PROMPT >>
Copy out each line that has "transmission" in it.

══ MATERIAL FOR THIS EXERCISE

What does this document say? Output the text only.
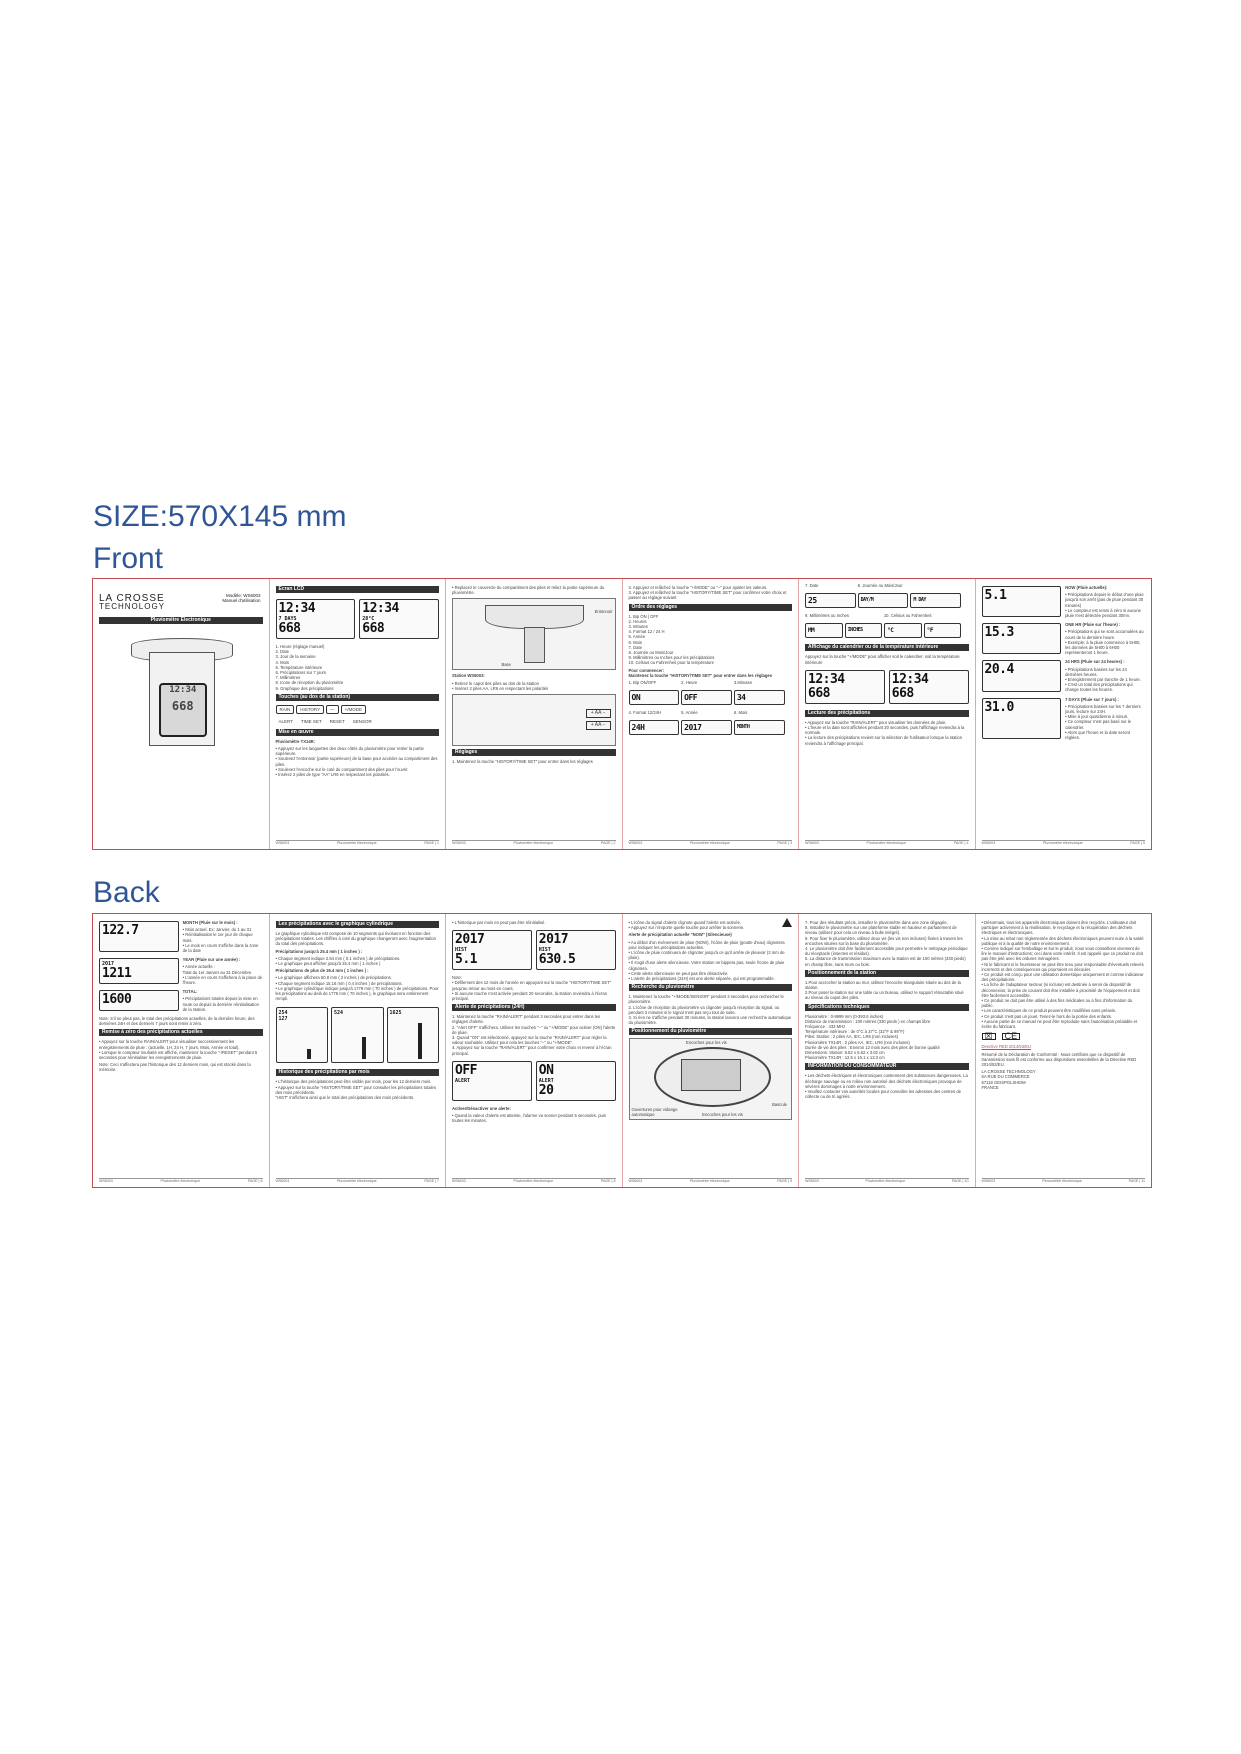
SIZE:570X145 mm
Front
LA CROSSE
TECHNOLOGY
Modèle: WS6003
Manuel d'utilisation
Pluviomètre Electronique
12:34
668
Ecran LCD
12:34
7 DAYS
668
12:34
28°C
668
1. Heure (réglage manuel)
2. Date
3. Jour de la semaine
4. Mois
5. Température intérieure
6. Précipitations sur 7 jours
7. Millimètres
8. Icone de réception du pluviomètre
9. Graphique des précipitations
Touches (au dos de la station)
RAIN	HISTORY	—	+/MODE
ALERT	TIME SET	RESET	SENSOR
Mise en œuvre
Pluviomètre TX14R:
• Appuyez sur les languettes des deux côtés du pluviomètre pour retirer la partie supérieure.
• Soulevez l'entonnoir (partie supérieure) de la base pour accéder au compartiment des piles.
• Soulevez l'encoche sur le coté du compartiment des piles pour l'ouvrir.
• Insérez 2 piles de type "AA" LR6 en respectant les polarités.
WS6003	Pluviomètre électronique	PAGE | 1
• Replacez le couvercle du compartiment des piles et reliez la partie supérieure du pluviomètre.
Entonnoir
Base
Station WS6003:
• Retirez le capot des piles au dos de la station
• Insérez 2 piles AA, LR6 en respectant les polarités
+ AA −
+ AA −
Réglages
1. Maintenez la touche "HISTORY/TIME SET" pour entrer dans les réglages
WS6003	Pluviomètre électronique	PAGE | 2
2. Appuyez et relâchez la touche "+/MODE" ou "−" pour ajuster les valeurs.
3. Appuyez et relâchez la touche "HISTORY/TIME SET" pour confirmer votre choix et passer au réglage suivant
Ordre des réglages
1. Bip ON | OFF
2. Heures
3. Minutes
4. Format 12 / 24 H
5. Année
6. Mois
7. Date
8. Journée ou Mois/Jour
9. Millimètres ou Inches pour les précipitations
10. Celsius ou Fahrenheit pour la température
Pour commencer:
Maintenez la touche "HISTORY/TIME SET" pour entrer dans les réglages
1. Bip ON/OFF	2. Heure	3.Minutes
ON	OFF	34
4. Format 12/24H	5. Année	6. Mois
24H	2017	MONTH
WS6003	Pluviomètre électronique	PAGE | 3
7. Date	8. Journée ou Mois/Jour
25	DAY/M	M DAY
9. Millimètres ou Inches	10. Celsius ou Fahrenheit
MM	INCHES	°C	°F
Affichage du calendrier ou de la température intérieure
Appuyez sur la touche "+/MODE" pour afficher soit le calendrier, soit la température intérieure
12:34
668
12:34
668
Lecture des précipitations
• Appuyez sur la touche "RAIN/ALERT" pour visualiser les données de pluie.
• L'heure et la date sont affichées pendant 20 secondes, puis l'affichage reviendra à la normale.
• La lecture des précipitations revient sur la sélection de l'utilisateur lorsque la station reviendra à l'affichage principal.
WS6003	Pluviomètre électronique	PAGE | 4
5.1
NOW (Pluie actuelle):
• Précipitations depuis le début d'une pluie jusqu'à son arrêt (pas de pluie pendant 30 minutes)
• Le compteur est remis à zéro si aucune pluie n'est détectée pendant 30mn.
15.3
ONE HR (Pluie sur l'heure) :
• Précipitations qui se sont accumulées au cours de la dernière heure.
• Exemple: à la pluie commence à 5H00, les données de 5H00 à 6H00 représenteront 1 heure.
20.4
24 HRS (Pluie sur 24 heures) :
• Précipitations basées sur les 24 dernières heures.
• Enregistrement par tranche de 1 heure.
• C'est un total des précipitations qui change toutes les heures.
31.0
7 DAYS (Pluie sur 7 jours) :
• Précipitations basées sur les 7 derniers jours, lecture sur 24H.
• Mise à jour quotidienne à minuit.
• Ce compteur n'est pas basé sur le calendrier.
• Alors que l'heure et la date seront réglées.
WS6003	Pluviomètre électronique	PAGE | 5
Back
122.7
MONTH (Pluie sur le mois) :
• Mois actuel. Ex: Janvier, du 1 au 31
• Réinitialisation le 1er jour de chaque mois.
• Le mois en cours s'affiche dans la zone de la date
2017
1211
YEAR (Pluie sur une année) :
• Année actuelle :
Total du 1er Janvier au 31 Décembre.
• L'année en cours s'affichera à la place de l'heure.
1600
TOTAL:
• Précipitations totales depuis la mise en route ou depuis la dernière réinitialisation de la station.
Note: S'il ne pleut pas, le total des précipitations actuelles, de la dernière heure, des dernières 24H et des derniers 7 jours sont remis à zéro.
Remise à zéro des précipitations actuelles
• Appuyez sur la touche RAIN/ALERT pour visualiser successivement les enregistrements de pluie : (actuelle, 1H, 24 H, 7 jours, Mois, Année et total).
• Lorsque le compteur souhaité est affiché, maintenez la touche "-/RESET" pendant 5 secondes pour réinitialiser les enregistrements de pluie.
Note: Ceci n'affectera pas l'historique des 12 derniers mois, qui est stocké dans la mémoire.
WS6003	Pluviomètre électronique	PAGE | 6
Les précipitations avec le graphique cylindrique
Le graphique cylindrique est composé de 10 segments qui évoluent en fonction des précipitations totales. Les chiffres à coté du graphique changeront avec l'augmentation du total des précipitations.
Précipitations jusqu'à 25.4 mm ( 1 inches ) :
• Chaque segment indique 2.54 mm ( 0.1 inches ) de précipitations.
• Le graphique peut afficher jusqu'à 25.4 mm ( 1 inches )
Précipitations de plus de 25.4 mm ( 1 inches ) :
• Le graphique affichera 50.8 mm ( 2 inches ) de précipitations.
• Chaque segment indique 15.16 mm ( 0.4 inches ) de précipitations.
• Le graphique cylindrique indique jusqu'à 1778 mm ( 70 inches ) de précipitations. Pour les précipitations au-delà de 1778 mm ( 70 inches ), le graphique sera entièrement rempli.
254
127
524	1625
Historique des précipitations par mois
• L'historique des précipitations peut être visible par mois, pour les 12 derniers mois.
• Appuyez sur la touche "HISTORY/TIME SET" pour consulter les précipitations totales des mois précédents.
"HIST" s'affichera ainsi que le total des précipitations des mois précédents.
WS6003	Pluviomètre électronique	PAGE | 7
• L'historique par mois en peut pas être réinitialisé.
2017
HIST
5.1
2017
HIST
630.5
Note:
• Défilement des 12 mois de l'année en appuyant sur la touche "HISTORY/TIME SET" jusqu'au retour au mois en cours.
• Si aucune touche n'est activée pendant 20 secondes, la station reviendra à l'écran principal.
Alerte de précipitations (24H)
1. Maintenez la touche "RAIN/ALERT" pendant 3 secondes pour entrer dans les réglages d'alerte.
2. "Alert OFF" s'affichera. Utilisez les touches "−" ou "+/MODE" pour activer (ON) l'alerte de pluie.
3. Quand "ON" est sélectionné, appuyez sur la touche "RAIN/ALERT" pour régler la valeur souhaitée. Utilisez pour cela les touches "−" ou "+/MODE".
4. Appuyez sur la touche "RAIN/ALERT" pour confirmer votre choix et revenir à l'écran principal.
OFF
ALERT
ON
ALERT
20
Activer/Désactiver une alerte:
• Quand la valeur d'alerte est atteinte, l'alarme va sonner pendant 5 secondes, puis toutes les minutes.
WS6003	Pluviomètre électronique	PAGE | 8
• L'icône du signal d'alerte clignote quand l'alerte est activée.
• Appuyez sur n'importe quelle touche pour arrêter la sonnerie.
Alerte de précipitation actuelle "NOW" (Silencieuse)
• Au début d'un événement de pluie (NOW), l'icône de pluie (goutte d'eau) clignotera pour indiquer les précipitations actuelles.
• L'icône de pluie continuera de clignoter jusqu'à ce qu'il arrête de pleuvoir (3 mm de pluie).
• Il s'agit d'une alerte silencieuse. Votre station ne bippera pas, seule l'icone de pluie clignotera.
• Cette alerte silencieuse ne peut pas être désactivée.
• L'alerte de précipitations (24H) est une alerte séparée, qui est programmable.
Recherche du pluviomètre
1. Maintenez la touche "+/MODE/SENSOR" pendant 3 secondes pour rechercher le pluviomètre.
2. L'icône de réception du pluviomètre va clignoter jusqu'à réception du signal, ou pendant 3 minutes si le signal n'est pas reçu tout de suite.
3. Si rien ne s'affiche pendant 30 minutes, la station lancera une recherche automatique du pluviomètre.
Positionnement du pluviomètre
Encoches pour les vis
Ouvertures pour vidange automatique	Encoches pour les vis
Bascule
WS6003	Pluviomètre électronique	PAGE | 9
7. Pour des résultats précis, installez le pluviomètre dans une zone dégagée.
8. Installez le pluviomètre sur une plateforme stable en hauteur et parfaitement de niveau (utilisez pour cela un niveau à bulle intégré).
9. Pour fixer le pluviomètre, utilisez deux vis (les vis non incluses) fixées à travers les encoches situées sur la base du pluviomètre.
4. Le pluviomètre doit être facilement accessible pour permettre le nettoyage périodique du réceptacle (insectes et résidus).
5. La distance de transmission maximum avec la station est de 100 mètres (330 pieds) en champ libre, sans murs ou bois.
Positionnement de la station
1.Pour accrocher la station au mur, utilisez l'encoche triangulaire située au dos de la station.
2.Pour poser la station sur une table ou un bureau, utilisez le support rétractable situé au niveau du capot des piles.
Spécifications techniques
Pluviomètre : 0-9999 mm (0-393.6 inches)
Distance de transmission : 100 mètres (330 pieds ) en champs libre
Fréquence : 433 MHz
Température intérieure : de 0°C à 37°C (32°F & 99°F)
Piles: Station : 2 piles AA, IEC, LR6 (non incluses)
Pluviomètre TX14R : 2 piles AA, IEC, LR6 (non incluses)
Durée de vie des piles : Environ 12 mois avec des piles de bonne qualité
Dimensions: Station: 8.52 x 5.62 x 3.02 cm
Pluviomètre TX14R : 12.5 x 16.1 x 13.3 cm
INFORMATION DU CONSOMMATEUR
• Les déchets électriques et électroniques contiennent des substances dangereuses. La décharge sauvage ou en milieu non autorisé des déchets électroniques provoque de sévères dommages à notre environnement.
• Veuillez contacter vos autorités locales pour connaître les adresses des centres de collecte ou de tri agréés.
WS6003	Pluviomètre électronique	PAGE | 10
• Désormais, tous les appareils électroniques doivent être recyclés. L'utilisateur doit participer activement à la réutilisation, le recyclage et la récupération des déchets électriques et électroniques.
• La mise au rebut non réglementée des déchets électroniques peuvent nuire à la santé publique et à la qualité de notre environnement.
• Comme indiqué sur l'emballage et sur le produit, nous vous conseillons vivement de lire le manuel d'instructions; ceci dans votre intérêt. Il est rappelé que ce produit ne doit pas être jeté avec les ordures ménagères.
• Ni le fabricant ni le fournisseur ne peut être tenu pour responsable d'éventuels relevés incorrects et des conséquences qui pourraient en découler.
• Ce produit est conçu pour une utilisation domestique uniquement et comme indicateur des précipitations.
• La fiche de l'adaptateur secteur (si incluse) est destinée à servir de dispositif de déconnexion, la prise de courant doit être installée à proximité de l'équipement et doit être facilement accessible.
• Ce produit ne doit pas être utilisé à des fins médicales ou à fins d'information du public.
• Les caractéristiques de ce produit peuvent être modifiées sans préavis.
• Ce produit n'est pas un jouet. Tenez-le hors de la portée des enfants.
• Aucune partie de ce manuel ne peut être reproduite sans l'autorisation préalable et écrite du fabricant.
☒	CE
Directive RED 2014/53/EU
Résumé de la Déclaration de Conformité : Nous certifions que ce dispositif de transmission sans fil est conforme aux dispositions essentielles de la Directive RED 2014/53/EU.
LA CROSSE TECHNOLOGY
6A RUE DU COMMERCE
67118 GEISPOLSHEIM
FRANCE
WS6003	Pluviomètre électronique	PAGE | 11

════

THE OUTPUT >>
5. La distance de transmission maximum avec la station est de 100 mètres (330 pieds) en champ libre, sans murs ou bois.
Distance de transmission : 100 mètres (330 pieds ) en champs libre
Résumé de la Déclaration de Conformité : Nous certifions que ce dispositif de transmission sans fil est conforme aux dispositions essentielles de la Directive RED 2014/53/EU.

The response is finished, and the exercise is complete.